#### Excerpts from a figure dataset

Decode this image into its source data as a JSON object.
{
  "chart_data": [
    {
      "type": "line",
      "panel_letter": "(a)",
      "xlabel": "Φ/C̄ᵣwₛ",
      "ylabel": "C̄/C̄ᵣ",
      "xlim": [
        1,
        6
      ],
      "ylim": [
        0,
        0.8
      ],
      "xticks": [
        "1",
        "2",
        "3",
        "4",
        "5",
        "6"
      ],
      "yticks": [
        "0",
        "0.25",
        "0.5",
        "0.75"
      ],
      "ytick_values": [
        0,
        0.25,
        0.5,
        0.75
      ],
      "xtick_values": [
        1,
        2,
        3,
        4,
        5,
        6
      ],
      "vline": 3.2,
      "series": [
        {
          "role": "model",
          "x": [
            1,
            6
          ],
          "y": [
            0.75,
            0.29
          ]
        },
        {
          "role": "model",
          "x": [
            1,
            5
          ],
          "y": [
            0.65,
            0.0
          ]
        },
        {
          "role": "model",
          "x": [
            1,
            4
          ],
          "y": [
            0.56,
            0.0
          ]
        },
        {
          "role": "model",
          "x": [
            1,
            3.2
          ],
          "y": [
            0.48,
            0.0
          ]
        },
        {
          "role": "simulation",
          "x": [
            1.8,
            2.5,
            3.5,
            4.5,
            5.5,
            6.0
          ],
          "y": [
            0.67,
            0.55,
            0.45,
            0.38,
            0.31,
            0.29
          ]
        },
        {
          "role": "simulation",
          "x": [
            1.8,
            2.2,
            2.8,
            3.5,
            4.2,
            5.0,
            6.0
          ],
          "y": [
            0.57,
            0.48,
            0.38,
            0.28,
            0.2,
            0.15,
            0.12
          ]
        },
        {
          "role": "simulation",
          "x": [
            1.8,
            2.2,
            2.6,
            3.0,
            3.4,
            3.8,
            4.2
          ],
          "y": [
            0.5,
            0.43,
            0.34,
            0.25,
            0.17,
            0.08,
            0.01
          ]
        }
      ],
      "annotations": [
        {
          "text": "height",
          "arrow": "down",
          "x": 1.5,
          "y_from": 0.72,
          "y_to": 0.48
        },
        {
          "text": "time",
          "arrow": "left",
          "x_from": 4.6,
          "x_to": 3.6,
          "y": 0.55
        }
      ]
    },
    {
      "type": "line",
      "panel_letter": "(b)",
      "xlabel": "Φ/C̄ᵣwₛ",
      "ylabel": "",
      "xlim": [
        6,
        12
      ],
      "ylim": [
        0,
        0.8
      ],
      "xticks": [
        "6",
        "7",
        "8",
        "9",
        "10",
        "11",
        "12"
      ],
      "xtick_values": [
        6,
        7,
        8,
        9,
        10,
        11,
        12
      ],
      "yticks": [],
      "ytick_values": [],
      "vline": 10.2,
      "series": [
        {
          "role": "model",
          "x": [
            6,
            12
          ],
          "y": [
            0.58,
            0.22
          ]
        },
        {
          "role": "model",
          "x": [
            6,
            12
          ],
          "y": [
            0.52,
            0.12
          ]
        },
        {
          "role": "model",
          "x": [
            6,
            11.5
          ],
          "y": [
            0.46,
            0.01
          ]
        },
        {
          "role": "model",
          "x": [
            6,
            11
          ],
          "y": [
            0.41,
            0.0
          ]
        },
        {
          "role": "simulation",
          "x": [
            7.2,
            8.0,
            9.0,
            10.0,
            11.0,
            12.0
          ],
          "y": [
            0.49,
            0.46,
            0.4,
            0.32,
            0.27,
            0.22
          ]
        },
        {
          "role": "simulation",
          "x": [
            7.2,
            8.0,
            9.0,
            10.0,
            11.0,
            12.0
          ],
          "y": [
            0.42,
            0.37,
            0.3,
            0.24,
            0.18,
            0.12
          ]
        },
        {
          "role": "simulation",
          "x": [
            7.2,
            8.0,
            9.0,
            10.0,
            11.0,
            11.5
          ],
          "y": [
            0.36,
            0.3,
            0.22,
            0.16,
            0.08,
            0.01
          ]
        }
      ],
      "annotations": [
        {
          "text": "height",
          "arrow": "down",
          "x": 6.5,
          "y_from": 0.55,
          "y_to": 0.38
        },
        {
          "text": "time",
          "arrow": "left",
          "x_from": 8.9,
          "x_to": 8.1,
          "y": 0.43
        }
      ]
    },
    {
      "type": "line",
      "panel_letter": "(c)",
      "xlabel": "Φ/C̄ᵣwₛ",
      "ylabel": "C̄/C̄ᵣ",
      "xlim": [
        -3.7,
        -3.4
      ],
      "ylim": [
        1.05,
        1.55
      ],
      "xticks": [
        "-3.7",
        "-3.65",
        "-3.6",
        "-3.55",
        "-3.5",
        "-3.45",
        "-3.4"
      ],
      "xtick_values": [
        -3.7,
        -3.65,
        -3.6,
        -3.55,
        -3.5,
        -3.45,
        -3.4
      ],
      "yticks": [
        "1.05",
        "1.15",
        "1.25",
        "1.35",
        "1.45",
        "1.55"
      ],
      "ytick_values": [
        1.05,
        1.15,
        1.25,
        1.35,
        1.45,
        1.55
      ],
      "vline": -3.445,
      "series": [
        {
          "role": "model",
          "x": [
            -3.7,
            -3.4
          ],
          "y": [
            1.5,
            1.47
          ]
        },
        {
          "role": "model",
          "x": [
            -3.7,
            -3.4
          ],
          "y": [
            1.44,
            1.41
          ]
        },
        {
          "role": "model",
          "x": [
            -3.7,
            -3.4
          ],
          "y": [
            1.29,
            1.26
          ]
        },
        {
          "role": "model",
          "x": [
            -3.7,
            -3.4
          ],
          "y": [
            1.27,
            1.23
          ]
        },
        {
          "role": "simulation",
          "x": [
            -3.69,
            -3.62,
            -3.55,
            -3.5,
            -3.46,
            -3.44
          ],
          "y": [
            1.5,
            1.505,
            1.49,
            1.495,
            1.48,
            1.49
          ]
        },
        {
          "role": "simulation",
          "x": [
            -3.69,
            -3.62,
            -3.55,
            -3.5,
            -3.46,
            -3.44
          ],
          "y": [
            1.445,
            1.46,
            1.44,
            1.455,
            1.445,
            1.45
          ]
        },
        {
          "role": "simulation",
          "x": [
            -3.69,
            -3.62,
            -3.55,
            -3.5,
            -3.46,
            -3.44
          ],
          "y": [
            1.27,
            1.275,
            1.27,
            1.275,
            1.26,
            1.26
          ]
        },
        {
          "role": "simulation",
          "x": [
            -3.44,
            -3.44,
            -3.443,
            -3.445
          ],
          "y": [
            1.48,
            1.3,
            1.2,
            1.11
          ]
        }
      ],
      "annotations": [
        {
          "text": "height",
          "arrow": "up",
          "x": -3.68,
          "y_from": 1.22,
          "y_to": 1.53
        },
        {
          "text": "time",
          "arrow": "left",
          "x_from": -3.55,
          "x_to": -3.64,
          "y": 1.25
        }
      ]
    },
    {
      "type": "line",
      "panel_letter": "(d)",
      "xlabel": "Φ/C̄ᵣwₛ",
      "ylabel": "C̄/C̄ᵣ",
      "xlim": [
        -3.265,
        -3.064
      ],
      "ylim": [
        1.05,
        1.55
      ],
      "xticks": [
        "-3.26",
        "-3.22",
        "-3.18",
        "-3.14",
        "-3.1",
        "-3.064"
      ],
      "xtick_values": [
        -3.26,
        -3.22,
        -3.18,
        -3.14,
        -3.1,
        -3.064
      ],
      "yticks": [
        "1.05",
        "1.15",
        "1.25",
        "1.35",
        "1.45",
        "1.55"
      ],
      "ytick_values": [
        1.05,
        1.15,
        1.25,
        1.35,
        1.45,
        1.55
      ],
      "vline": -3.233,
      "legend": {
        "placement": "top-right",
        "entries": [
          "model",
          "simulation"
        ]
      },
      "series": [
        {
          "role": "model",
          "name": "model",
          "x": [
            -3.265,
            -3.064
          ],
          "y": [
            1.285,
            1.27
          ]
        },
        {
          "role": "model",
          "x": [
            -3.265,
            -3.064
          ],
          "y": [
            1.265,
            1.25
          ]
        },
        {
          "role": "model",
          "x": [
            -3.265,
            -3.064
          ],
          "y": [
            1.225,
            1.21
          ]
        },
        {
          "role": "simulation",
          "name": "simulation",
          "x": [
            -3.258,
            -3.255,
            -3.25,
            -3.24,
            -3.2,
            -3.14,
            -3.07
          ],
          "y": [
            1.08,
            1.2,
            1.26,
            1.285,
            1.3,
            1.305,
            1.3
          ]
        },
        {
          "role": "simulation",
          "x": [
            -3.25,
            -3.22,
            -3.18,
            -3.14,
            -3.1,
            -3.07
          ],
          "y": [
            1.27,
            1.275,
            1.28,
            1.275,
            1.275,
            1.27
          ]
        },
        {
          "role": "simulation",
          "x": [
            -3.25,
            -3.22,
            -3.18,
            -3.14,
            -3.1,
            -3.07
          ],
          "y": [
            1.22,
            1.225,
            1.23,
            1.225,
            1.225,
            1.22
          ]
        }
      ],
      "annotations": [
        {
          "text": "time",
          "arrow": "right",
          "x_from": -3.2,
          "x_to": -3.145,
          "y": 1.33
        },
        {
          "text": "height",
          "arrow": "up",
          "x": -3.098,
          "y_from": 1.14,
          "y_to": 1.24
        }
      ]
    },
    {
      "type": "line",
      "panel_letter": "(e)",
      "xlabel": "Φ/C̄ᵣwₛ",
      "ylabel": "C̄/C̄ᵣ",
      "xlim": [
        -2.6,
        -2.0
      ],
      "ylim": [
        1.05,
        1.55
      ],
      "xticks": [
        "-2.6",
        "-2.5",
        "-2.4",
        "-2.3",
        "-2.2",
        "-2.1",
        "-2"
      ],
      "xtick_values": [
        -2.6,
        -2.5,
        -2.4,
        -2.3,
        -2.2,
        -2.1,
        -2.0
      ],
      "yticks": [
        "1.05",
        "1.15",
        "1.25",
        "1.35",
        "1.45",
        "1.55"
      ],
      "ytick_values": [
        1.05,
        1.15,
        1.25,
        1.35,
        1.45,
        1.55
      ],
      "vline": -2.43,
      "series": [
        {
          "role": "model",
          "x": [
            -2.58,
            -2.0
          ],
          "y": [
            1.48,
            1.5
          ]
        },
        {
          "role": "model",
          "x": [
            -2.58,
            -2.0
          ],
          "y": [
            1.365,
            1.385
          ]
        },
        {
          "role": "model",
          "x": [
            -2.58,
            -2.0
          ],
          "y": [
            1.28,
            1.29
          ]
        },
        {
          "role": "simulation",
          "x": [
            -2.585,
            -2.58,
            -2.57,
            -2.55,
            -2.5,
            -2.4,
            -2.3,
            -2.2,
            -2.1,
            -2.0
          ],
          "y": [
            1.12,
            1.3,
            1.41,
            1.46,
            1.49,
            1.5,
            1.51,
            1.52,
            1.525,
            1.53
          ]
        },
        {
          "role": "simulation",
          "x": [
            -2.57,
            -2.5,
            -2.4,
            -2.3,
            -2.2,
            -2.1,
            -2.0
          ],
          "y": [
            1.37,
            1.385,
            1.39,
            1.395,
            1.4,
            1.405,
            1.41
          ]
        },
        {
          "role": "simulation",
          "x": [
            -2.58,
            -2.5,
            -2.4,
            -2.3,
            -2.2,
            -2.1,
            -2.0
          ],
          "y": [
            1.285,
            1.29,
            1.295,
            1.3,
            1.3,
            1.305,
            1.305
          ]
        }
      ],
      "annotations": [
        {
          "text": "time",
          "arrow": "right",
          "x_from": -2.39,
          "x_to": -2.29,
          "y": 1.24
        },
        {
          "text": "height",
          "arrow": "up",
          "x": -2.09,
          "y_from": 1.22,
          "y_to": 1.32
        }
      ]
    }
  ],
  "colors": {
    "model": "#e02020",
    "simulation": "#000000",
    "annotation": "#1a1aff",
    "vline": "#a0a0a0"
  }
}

#### Description of the task
Identify the lines in the entries that hold "vline" and return each one.

#### The answer
      "vline": 3.2,
      "vline": 10.2,
      "vline": -3.445,
      "vline": -3.233,
      "vline": -2.43,
    "vline": "#a0a0a0"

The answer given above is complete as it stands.